— start of Data section —
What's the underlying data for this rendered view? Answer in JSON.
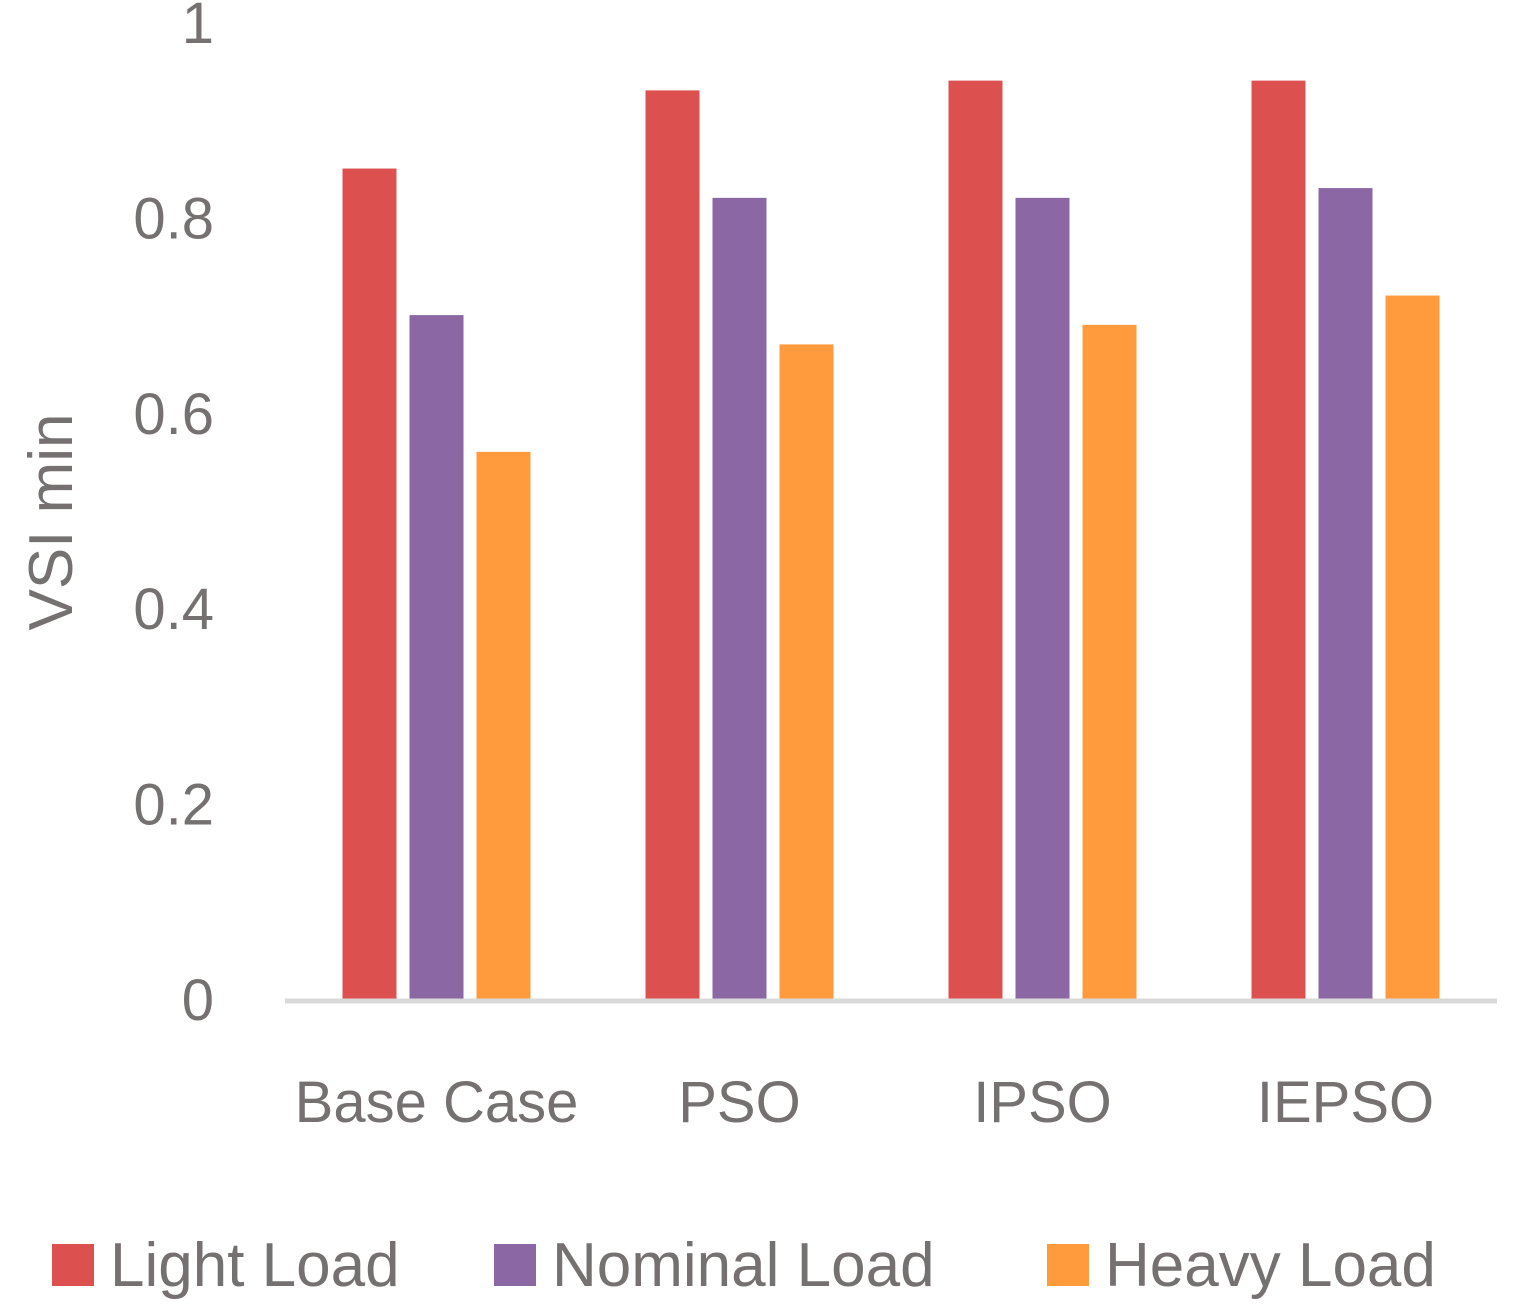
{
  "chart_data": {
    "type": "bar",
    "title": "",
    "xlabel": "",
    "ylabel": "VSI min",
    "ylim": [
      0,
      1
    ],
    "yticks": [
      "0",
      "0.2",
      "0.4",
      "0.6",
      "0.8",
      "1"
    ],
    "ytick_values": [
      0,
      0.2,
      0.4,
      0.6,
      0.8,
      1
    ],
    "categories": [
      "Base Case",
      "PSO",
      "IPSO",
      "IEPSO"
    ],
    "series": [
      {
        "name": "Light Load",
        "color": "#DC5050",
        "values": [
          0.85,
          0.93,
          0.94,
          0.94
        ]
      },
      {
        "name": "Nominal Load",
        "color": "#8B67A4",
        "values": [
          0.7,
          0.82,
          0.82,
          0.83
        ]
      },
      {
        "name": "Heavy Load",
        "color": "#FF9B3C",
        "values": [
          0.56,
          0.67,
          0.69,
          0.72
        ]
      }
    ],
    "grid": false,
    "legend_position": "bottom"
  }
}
— end of Data section —
* [Aim of the task]: Write out every line of the listing that holds the word "name".

* [In response]:
        "name": "Light Load",
        "name": "Nominal Load",
        "name": "Heavy Load",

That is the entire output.